AIM:
Each entry below is to be extracted exactly.

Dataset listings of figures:
________________________________________

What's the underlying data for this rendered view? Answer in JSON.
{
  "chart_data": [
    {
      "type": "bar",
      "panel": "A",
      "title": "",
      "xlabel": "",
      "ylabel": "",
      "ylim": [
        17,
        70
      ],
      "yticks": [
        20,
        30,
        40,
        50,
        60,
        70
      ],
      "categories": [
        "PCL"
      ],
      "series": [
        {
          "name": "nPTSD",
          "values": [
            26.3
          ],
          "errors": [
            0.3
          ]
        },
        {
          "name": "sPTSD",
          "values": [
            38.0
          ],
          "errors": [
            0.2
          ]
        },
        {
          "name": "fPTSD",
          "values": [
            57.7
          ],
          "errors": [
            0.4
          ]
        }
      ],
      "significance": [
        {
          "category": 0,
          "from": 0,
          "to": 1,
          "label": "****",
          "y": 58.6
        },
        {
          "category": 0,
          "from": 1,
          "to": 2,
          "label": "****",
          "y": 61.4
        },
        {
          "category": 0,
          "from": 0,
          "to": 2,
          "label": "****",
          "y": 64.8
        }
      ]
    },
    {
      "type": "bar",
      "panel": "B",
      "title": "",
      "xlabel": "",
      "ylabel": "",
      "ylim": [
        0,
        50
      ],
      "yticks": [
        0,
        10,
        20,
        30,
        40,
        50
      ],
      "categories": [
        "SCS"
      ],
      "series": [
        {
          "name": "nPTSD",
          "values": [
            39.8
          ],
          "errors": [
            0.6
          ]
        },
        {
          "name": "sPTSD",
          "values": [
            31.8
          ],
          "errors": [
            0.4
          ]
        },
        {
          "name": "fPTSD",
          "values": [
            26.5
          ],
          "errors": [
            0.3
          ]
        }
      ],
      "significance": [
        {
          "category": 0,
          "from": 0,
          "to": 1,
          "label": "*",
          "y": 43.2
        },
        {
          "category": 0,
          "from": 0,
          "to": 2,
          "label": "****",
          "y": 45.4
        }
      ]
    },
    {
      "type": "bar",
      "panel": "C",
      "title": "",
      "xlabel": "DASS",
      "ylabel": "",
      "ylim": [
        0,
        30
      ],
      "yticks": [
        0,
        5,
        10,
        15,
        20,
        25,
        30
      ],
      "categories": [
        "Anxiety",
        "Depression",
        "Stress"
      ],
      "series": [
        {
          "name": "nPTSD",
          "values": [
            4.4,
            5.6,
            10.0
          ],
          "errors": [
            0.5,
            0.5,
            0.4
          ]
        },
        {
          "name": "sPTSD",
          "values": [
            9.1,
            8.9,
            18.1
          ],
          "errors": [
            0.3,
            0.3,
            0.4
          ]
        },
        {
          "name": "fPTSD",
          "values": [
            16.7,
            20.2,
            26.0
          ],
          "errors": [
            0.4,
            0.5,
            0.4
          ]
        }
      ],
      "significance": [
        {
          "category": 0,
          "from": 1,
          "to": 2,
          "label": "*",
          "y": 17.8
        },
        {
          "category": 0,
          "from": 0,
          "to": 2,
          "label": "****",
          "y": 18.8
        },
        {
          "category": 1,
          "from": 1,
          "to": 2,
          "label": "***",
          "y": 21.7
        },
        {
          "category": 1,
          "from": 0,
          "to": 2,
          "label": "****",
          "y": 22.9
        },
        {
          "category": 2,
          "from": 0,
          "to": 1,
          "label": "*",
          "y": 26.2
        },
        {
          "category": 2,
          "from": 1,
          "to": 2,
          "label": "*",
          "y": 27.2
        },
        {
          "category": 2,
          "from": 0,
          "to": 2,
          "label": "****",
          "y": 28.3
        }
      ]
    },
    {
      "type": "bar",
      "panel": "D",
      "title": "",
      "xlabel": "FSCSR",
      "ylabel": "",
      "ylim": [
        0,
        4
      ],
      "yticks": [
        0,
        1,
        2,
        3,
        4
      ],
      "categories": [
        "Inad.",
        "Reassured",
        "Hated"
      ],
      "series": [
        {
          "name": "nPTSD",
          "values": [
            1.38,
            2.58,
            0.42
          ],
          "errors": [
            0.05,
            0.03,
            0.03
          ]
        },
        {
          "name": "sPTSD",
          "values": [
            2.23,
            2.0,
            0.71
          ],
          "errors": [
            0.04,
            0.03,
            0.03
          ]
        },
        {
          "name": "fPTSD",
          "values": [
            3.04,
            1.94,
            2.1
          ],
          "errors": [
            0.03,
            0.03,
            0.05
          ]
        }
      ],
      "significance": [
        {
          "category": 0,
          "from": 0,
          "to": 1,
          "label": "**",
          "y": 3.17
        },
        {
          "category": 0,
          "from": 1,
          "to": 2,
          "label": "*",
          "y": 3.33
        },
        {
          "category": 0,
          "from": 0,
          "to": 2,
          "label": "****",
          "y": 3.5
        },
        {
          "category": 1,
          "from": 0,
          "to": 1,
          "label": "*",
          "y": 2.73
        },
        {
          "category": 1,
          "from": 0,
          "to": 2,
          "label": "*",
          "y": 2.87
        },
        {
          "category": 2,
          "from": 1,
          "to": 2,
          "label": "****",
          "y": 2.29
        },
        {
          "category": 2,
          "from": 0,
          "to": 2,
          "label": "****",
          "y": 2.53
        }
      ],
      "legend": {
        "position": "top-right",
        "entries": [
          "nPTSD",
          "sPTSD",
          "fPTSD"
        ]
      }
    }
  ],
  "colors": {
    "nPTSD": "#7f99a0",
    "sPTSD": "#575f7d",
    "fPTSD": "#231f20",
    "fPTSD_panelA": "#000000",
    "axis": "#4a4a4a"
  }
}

________________________________________

EXERCISE RESPONSE:
What's the underlying data for this rendered view? Answer in JSON.
{
  "chart_data": [
    {
      "type": "bar",
      "panel": "A",
      "title": "",
      "xlabel": "",
      "ylabel": "",
      "ylim": [
        17,
        70
      ],
      "yticks": [
        20,
        30,
        40,
        50,
        60,
        70
      ],
      "categories": [
        "PCL"
      ],
      "series": [
        {
          "name": "nPTSD",
          "values": [
            26.3
          ],
          "errors": [
            0.3
          ]
        },
        {
          "name": "sPTSD",
          "values": [
            38.0
          ],
          "errors": [
            0.2
          ]
        },
        {
          "name": "fPTSD",
          "values": [
            57.7
          ],
          "errors": [
            0.4
          ]
        }
      ],
      "significance": [
        {
          "category": 0,
          "from": 0,
          "to": 1,
          "label": "****",
          "y": 58.6
        },
        {
          "category": 0,
          "from": 1,
          "to": 2,
          "label": "****",
          "y": 61.4
        },
        {
          "category": 0,
          "from": 0,
          "to": 2,
          "label": "****",
          "y": 64.8
        }
      ]
    },
    {
      "type": "bar",
      "panel": "B",
      "title": "",
      "xlabel": "",
      "ylabel": "",
      "ylim": [
        0,
        50
      ],
      "yticks": [
        0,
        10,
        20,
        30,
        40,
        50
      ],
      "categories": [
        "SCS"
      ],
      "series": [
        {
          "name": "nPTSD",
          "values": [
            39.8
          ],
          "errors": [
            0.6
          ]
        },
        {
          "name": "sPTSD",
          "values": [
            31.8
          ],
          "errors": [
            0.4
          ]
        },
        {
          "name": "fPTSD",
          "values": [
            26.5
          ],
          "errors": [
            0.3
          ]
        }
      ],
      "significance": [
        {
          "category": 0,
          "from": 0,
          "to": 1,
          "label": "*",
          "y": 43.2
        },
        {
          "category": 0,
          "from": 0,
          "to": 2,
          "label": "****",
          "y": 45.4
        }
      ]
    },
    {
      "type": "bar",
      "panel": "C",
      "title": "",
      "xlabel": "DASS",
      "ylabel": "",
      "ylim": [
        0,
        30
      ],
      "yticks": [
        0,
        5,
        10,
        15,
        20,
        25,
        30
      ],
      "categories": [
        "Anxiety",
        "Depression",
        "Stress"
      ],
      "series": [
        {
          "name": "nPTSD",
          "values": [
            4.4,
            5.6,
            10.0
          ],
          "errors": [
            0.5,
            0.5,
            0.4
          ]
        },
        {
          "name": "sPTSD",
          "values": [
            9.1,
            8.9,
            18.1
          ],
          "errors": [
            0.3,
            0.3,
            0.4
          ]
        },
        {
          "name": "fPTSD",
          "values": [
            16.7,
            20.2,
            26.0
          ],
          "errors": [
            0.4,
            0.5,
            0.4
          ]
        }
      ],
      "significance": [
        {
          "category": 0,
          "from": 1,
          "to": 2,
          "label": "*",
          "y": 17.8
        },
        {
          "category": 0,
          "from": 0,
          "to": 2,
          "label": "****",
          "y": 18.8
        },
        {
          "category": 1,
          "from": 1,
          "to": 2,
          "label": "***",
          "y": 21.7
        },
        {
          "category": 1,
          "from": 0,
          "to": 2,
          "label": "****",
          "y": 22.9
        },
        {
          "category": 2,
          "from": 0,
          "to": 1,
          "label": "*",
          "y": 26.2
        },
        {
          "category": 2,
          "from": 1,
          "to": 2,
          "label": "*",
          "y": 27.2
        },
        {
          "category": 2,
          "from": 0,
          "to": 2,
          "label": "****",
          "y": 28.3
        }
      ]
    },
    {
      "type": "bar",
      "panel": "D",
      "title": "",
      "xlabel": "FSCSR",
      "ylabel": "",
      "ylim": [
        0,
        4
      ],
      "yticks": [
        0,
        1,
        2,
        3,
        4
      ],
      "categories": [
        "Inad.",
        "Reassured",
        "Hated"
      ],
      "series": [
        {
          "name": "nPTSD",
          "values": [
            1.38,
            2.58,
            0.42
          ],
          "errors": [
            0.05,
            0.03,
            0.03
          ]
        },
        {
          "name": "sPTSD",
          "values": [
            2.23,
            2.0,
            0.71
          ],
          "errors": [
            0.04,
            0.03,
            0.03
          ]
        },
        {
          "name": "fPTSD",
          "values": [
            3.04,
            1.94,
            2.1
          ],
          "errors": [
            0.03,
            0.03,
            0.05
          ]
        }
      ],
      "significance": [
        {
          "category": 0,
          "from": 0,
          "to": 1,
          "label": "**",
          "y": 3.17
        },
        {
          "category": 0,
          "from": 1,
          "to": 2,
          "label": "*",
          "y": 3.33
        },
        {
          "category": 0,
          "from": 0,
          "to": 2,
          "label": "****",
          "y": 3.5
        },
        {
          "category": 1,
          "from": 0,
          "to": 1,
          "label": "*",
          "y": 2.73
        },
        {
          "category": 1,
          "from": 0,
          "to": 2,
          "label": "*",
          "y": 2.87
        },
        {
          "category": 2,
          "from": 1,
          "to": 2,
          "label": "****",
          "y": 2.29
        },
        {
          "category": 2,
          "from": 0,
          "to": 2,
          "label": "****",
          "y": 2.53
        }
      ],
      "legend": {
        "position": "top-right",
        "entries": [
          "nPTSD",
          "sPTSD",
          "fPTSD"
        ]
      }
    }
  ],
  "colors": {
    "nPTSD": "#7f99a0",
    "sPTSD": "#575f7d",
    "fPTSD": "#231f20",
    "fPTSD_panelA": "#000000",
    "axis": "#4a4a4a"
  }
}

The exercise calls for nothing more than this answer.